Uraian Soal: Tuliskan kembali tanpa perubahan bagian teks wawancara tentang sejarawan maritim Asia Tenggara, mulai dari "Sebagai ahli sejarah" sampai dengan "sejarah yang menarik?".

Sebagai ahli sejarah maritim Asia Tenggara, otoritasnya tak perlu diragukan lagi. Lewat karya-karyanya, beliau telah mendapat pengakuan dari banyak sejarawan. Sejarawan kondang Anthony Reid, misalnya, menyebut beliau telah mendemonstrasikan keahliannya sebagai sejarawan dengan sangat baik. Disertasi beliau, "Orang Laut, Bajak Laut, Raja Laut: Sejarah Kawasan Laut Sulawesi Abad XIX", membuka jalan bagi pengembangan kajian sejarah maritim di Indonesia dan Asia Tenggara yang tak bertepi. Berikut ini petikan wawancara kami (AKAR) dengan beliau pada 10 Oktober 2010.
Kami ingin memulai dari hal-hal umum, bagaimana cara menjadi penulis sejarah yang baik dan menyajikan tulisan sejarah yang menarik?

Cuplikan Data:
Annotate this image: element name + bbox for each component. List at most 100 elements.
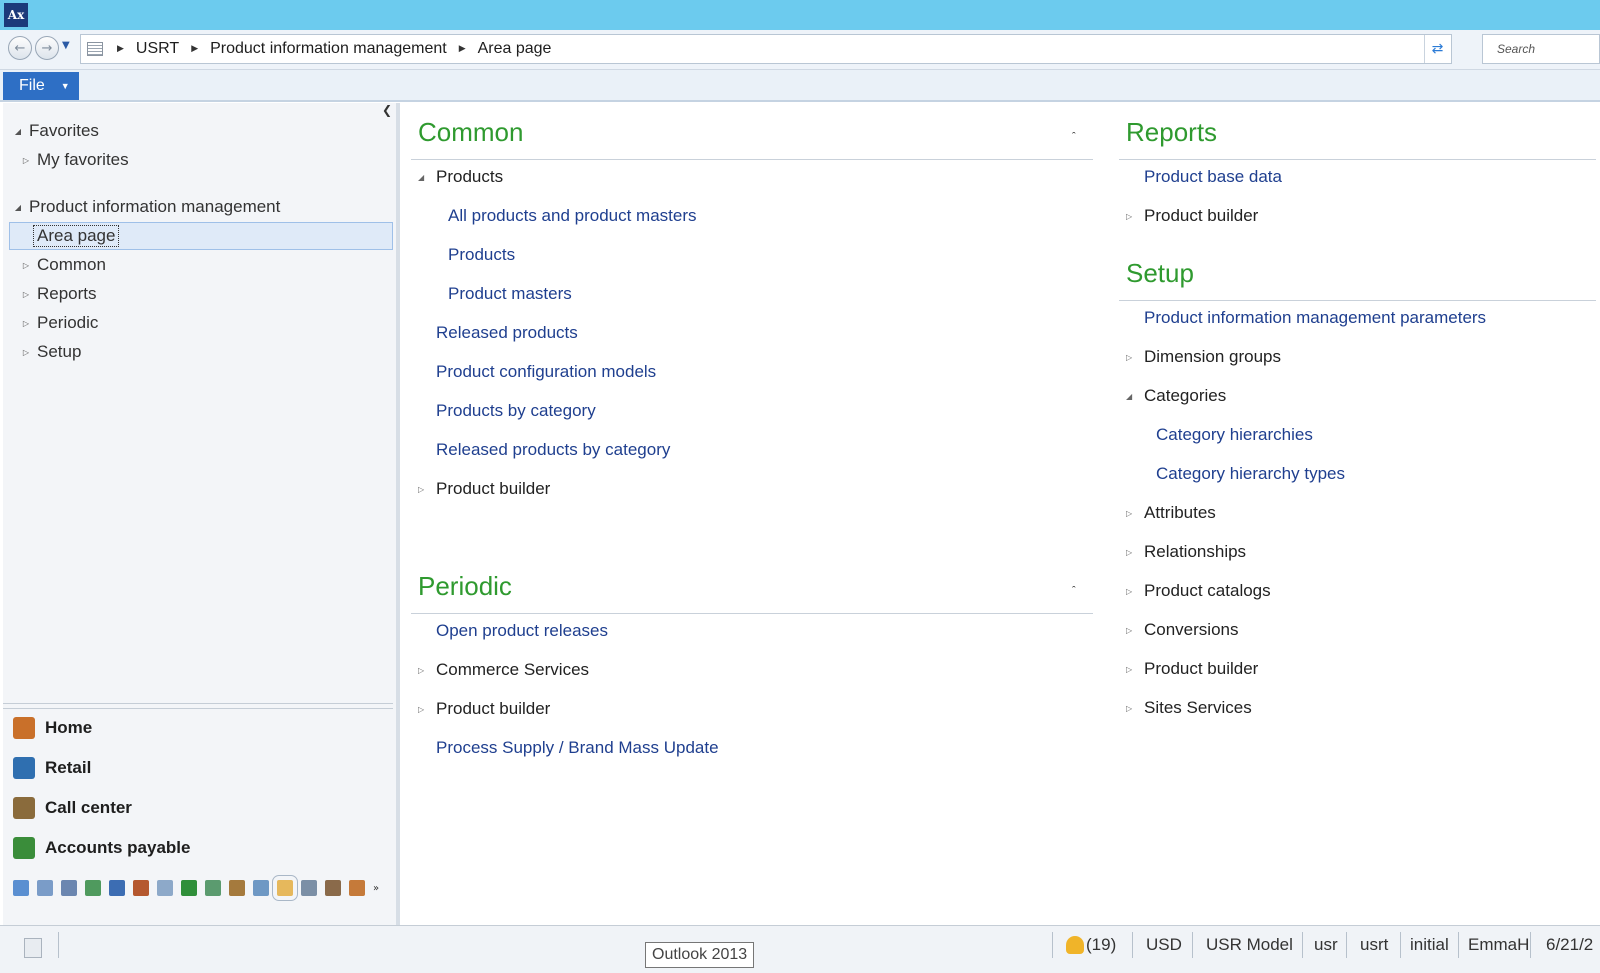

Penyelesaian Soal:
Sebagai ahli sejarah maritim Asia Tenggara, otoritasnya tak perlu diragukan lagi. Lewat karya-karyanya, beliau telah mendapat pengakuan dari banyak sejarawan. Sejarawan kondang Anthony Reid, misalnya, menyebut beliau telah mendemonstrasikan keahliannya sebagai sejarawan dengan sangat baik. Disertasi beliau, "Orang Laut, Bajak Laut, Raja Laut: Sejarah Kawasan Laut Sulawesi Abad XIX", membuka jalan bagi pengembangan kajian sejarah maritim di Indonesia dan Asia Tenggara yang tak bertepi. Berikut ini petikan wawancara kami (AKAR) dengan beliau pada 10 Oktober 2010.
Kami ingin memulai dari hal-hal umum, bagaimana cara menjadi penulis sejarah yang baik dan menyajikan tulisan sejarah yang menarik?